▶ _Stored data entries_
########

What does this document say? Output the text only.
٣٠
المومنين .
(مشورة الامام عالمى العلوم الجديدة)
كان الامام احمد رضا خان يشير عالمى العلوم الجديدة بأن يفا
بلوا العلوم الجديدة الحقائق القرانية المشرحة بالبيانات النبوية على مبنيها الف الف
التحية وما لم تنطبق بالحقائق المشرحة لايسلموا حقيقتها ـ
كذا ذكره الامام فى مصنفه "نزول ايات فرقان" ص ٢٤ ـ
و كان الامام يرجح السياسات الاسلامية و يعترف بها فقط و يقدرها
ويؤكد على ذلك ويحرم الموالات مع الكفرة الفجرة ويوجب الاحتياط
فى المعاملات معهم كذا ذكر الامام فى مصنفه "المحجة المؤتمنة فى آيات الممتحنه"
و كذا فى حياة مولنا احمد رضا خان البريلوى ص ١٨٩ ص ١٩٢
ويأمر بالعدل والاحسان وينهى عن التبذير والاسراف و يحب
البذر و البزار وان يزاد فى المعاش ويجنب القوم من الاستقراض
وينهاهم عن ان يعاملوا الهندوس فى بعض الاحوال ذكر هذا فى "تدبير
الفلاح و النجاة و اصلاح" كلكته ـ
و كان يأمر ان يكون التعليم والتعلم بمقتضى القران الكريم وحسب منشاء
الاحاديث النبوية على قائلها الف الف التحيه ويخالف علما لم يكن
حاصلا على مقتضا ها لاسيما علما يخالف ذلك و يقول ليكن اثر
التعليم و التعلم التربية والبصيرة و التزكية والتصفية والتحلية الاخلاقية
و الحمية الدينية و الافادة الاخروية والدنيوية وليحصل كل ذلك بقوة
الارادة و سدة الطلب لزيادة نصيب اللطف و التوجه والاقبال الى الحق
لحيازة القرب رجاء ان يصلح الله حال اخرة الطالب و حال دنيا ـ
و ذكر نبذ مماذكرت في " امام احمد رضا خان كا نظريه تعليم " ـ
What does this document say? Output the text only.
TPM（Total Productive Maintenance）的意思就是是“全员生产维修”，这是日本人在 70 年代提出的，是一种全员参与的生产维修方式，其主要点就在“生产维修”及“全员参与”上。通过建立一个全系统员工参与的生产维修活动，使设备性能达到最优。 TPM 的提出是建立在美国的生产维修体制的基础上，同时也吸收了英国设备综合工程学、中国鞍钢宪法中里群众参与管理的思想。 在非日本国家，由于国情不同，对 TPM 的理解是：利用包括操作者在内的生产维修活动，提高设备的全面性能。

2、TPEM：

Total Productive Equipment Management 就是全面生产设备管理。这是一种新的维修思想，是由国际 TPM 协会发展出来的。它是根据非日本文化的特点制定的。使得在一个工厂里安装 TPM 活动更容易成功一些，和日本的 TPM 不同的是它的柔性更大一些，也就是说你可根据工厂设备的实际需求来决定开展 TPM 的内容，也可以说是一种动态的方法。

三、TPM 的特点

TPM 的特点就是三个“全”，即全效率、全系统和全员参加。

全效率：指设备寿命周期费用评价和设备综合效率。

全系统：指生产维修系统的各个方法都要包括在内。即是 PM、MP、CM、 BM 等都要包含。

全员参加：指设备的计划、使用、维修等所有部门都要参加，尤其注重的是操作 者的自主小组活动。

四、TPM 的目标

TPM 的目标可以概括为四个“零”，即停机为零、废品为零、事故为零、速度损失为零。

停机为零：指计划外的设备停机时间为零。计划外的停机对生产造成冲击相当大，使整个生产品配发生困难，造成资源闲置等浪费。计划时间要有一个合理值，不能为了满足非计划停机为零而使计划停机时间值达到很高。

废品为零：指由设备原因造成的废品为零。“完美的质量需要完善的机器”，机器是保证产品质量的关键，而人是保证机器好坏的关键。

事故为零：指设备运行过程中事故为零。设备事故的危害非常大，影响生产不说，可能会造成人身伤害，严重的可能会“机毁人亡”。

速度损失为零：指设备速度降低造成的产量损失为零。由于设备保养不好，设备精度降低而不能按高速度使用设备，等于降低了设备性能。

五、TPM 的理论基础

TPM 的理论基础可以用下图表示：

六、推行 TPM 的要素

########

Above are some records; repeat all of them exactly.

What does this document say? Output the text only.
٣٠
المومنين .
(مشورة الامام عالمى العلوم الجديدة)
كان الامام احمد رضا خان يشير عالمى العلوم الجديدة بأن يفا
بلوا العلوم الجديدة الحقائق القرانية المشرحة بالبيانات النبوية على مبنيها الف الف
التحية وما لم تنطبق بالحقائق المشرحة لايسلموا حقيقتها ـ
كذا ذكره الامام فى مصنفه "نزول ايات فرقان" ص ٢٤ ـ
و كان الامام يرجح السياسات الاسلامية و يعترف بها فقط و يقدرها
ويؤكد على ذلك ويحرم الموالات مع الكفرة الفجرة ويوجب الاحتياط
فى المعاملات معهم كذا ذكر الامام فى مصنفه "المحجة المؤتمنة فى آيات الممتحنه"
و كذا فى حياة مولنا احمد رضا خان البريلوى ص ١٨٩ ص ١٩٢
ويأمر بالعدل والاحسان وينهى عن التبذير والاسراف و يحب
البذر و البزار وان يزاد فى المعاش ويجنب القوم من الاستقراض
وينهاهم عن ان يعاملوا الهندوس فى بعض الاحوال ذكر هذا فى "تدبير
الفلاح و النجاة و اصلاح" كلكته ـ
و كان يأمر ان يكون التعليم والتعلم بمقتضى القران الكريم وحسب منشاء
الاحاديث النبوية على قائلها الف الف التحيه ويخالف علما لم يكن
حاصلا على مقتضا ها لاسيما علما يخالف ذلك و يقول ليكن اثر
التعليم و التعلم التربية والبصيرة و التزكية والتصفية والتحلية الاخلاقية
و الحمية الدينية و الافادة الاخروية والدنيوية وليحصل كل ذلك بقوة
الارادة و سدة الطلب لزيادة نصيب اللطف و التوجه والاقبال الى الحق
لحيازة القرب رجاء ان يصلح الله حال اخرة الطالب و حال دنيا ـ
و ذكر نبذ مماذكرت في " امام احمد رضا خان كا نظريه تعليم " ـ
What does this document say? Output the text only.
TPM（Total Productive Maintenance）的意思就是是“全员生产维修”，这是日本人在 70 年代提出的，是一种全员参与的生产维修方式，其主要点就在“生产维修”及“全员参与”上。通过建立一个全系统员工参与的生产维修活动，使设备性能达到最优。 TPM 的提出是建立在美国的生产维修体制的基础上，同时也吸收了英国设备综合工程学、中国鞍钢宪法中里群众参与管理的思想。 在非日本国家，由于国情不同，对 TPM 的理解是：利用包括操作者在内的生产维修活动，提高设备的全面性能。

2、TPEM：

Total Productive Equipment Management 就是全面生产设备管理。这是一种新的维修思想，是由国际 TPM 协会发展出来的。它是根据非日本文化的特点制定的。使得在一个工厂里安装 TPM 活动更容易成功一些，和日本的 TPM 不同的是它的柔性更大一些，也就是说你可根据工厂设备的实际需求来决定开展 TPM 的内容，也可以说是一种动态的方法。

三、TPM 的特点

TPM 的特点就是三个“全”，即全效率、全系统和全员参加。

全效率：指设备寿命周期费用评价和设备综合效率。

全系统：指生产维修系统的各个方法都要包括在内。即是 PM、MP、CM、 BM 等都要包含。

全员参加：指设备的计划、使用、维修等所有部门都要参加，尤其注重的是操作 者的自主小组活动。

四、TPM 的目标

TPM 的目标可以概括为四个“零”，即停机为零、废品为零、事故为零、速度损失为零。

停机为零：指计划外的设备停机时间为零。计划外的停机对生产造成冲击相当大，使整个生产品配发生困难，造成资源闲置等浪费。计划时间要有一个合理值，不能为了满足非计划停机为零而使计划停机时间值达到很高。

废品为零：指由设备原因造成的废品为零。“完美的质量需要完善的机器”，机器是保证产品质量的关键，而人是保证机器好坏的关键。

事故为零：指设备运行过程中事故为零。设备事故的危害非常大，影响生产不说，可能会造成人身伤害，严重的可能会“机毁人亡”。

速度损失为零：指设备速度降低造成的产量损失为零。由于设备保养不好，设备精度降低而不能按高速度使用设备，等于降低了设备性能。

五、TPM 的理论基础

TPM 的理论基础可以用下图表示：

六、推行 TPM 的要素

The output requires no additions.